++++ Material provided ++++

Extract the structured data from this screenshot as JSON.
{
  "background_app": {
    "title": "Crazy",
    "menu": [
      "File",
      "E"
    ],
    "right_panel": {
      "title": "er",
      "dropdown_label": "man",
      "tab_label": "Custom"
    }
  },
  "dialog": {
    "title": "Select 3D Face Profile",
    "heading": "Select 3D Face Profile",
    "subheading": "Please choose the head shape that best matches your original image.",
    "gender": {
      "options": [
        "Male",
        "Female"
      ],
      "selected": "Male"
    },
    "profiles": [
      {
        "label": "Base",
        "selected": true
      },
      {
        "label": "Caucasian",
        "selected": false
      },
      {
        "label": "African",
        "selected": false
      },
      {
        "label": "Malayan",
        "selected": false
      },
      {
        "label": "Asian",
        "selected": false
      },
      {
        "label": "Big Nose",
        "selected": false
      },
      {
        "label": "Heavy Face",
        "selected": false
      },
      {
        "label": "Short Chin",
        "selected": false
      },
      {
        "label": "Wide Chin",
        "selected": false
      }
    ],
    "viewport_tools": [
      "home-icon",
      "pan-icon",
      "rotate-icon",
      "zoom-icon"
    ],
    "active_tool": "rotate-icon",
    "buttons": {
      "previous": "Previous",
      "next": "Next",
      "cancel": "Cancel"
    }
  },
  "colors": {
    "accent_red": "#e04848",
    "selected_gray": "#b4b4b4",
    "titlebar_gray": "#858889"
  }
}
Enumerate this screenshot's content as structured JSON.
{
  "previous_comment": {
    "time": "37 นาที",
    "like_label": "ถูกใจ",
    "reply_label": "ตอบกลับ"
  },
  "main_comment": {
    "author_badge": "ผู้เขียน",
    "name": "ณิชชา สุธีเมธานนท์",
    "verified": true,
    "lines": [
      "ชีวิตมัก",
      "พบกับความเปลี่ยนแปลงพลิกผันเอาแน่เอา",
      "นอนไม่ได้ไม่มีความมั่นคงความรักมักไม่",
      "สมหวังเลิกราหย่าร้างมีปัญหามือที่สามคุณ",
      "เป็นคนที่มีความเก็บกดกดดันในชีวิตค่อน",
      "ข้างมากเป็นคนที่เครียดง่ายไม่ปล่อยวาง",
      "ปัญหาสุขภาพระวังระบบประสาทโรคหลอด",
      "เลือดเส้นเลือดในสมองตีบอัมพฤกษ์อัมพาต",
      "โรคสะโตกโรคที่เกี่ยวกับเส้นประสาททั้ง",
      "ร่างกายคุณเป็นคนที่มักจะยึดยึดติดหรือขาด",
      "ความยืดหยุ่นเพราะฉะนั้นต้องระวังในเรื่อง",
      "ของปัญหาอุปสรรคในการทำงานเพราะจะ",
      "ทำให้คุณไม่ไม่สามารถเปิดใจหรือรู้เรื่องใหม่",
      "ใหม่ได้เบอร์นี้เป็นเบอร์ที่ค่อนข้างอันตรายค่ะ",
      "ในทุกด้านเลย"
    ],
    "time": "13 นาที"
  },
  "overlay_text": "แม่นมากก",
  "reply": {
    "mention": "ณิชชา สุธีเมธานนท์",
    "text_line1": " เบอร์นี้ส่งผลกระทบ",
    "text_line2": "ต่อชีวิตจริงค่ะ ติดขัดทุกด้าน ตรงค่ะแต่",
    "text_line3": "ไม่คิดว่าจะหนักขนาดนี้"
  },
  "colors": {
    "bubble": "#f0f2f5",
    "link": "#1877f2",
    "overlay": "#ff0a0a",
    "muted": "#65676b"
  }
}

++++

= Given request =
Find the word "เบอร" and list each line it appears in.

= The response =
      "ใหม่ได้เบอร์นี้เป็นเบอร์ที่ค่อนข้างอันตรายค่ะ",
    "text_line1": " เบอร์นี้ส่งผลกระทบ",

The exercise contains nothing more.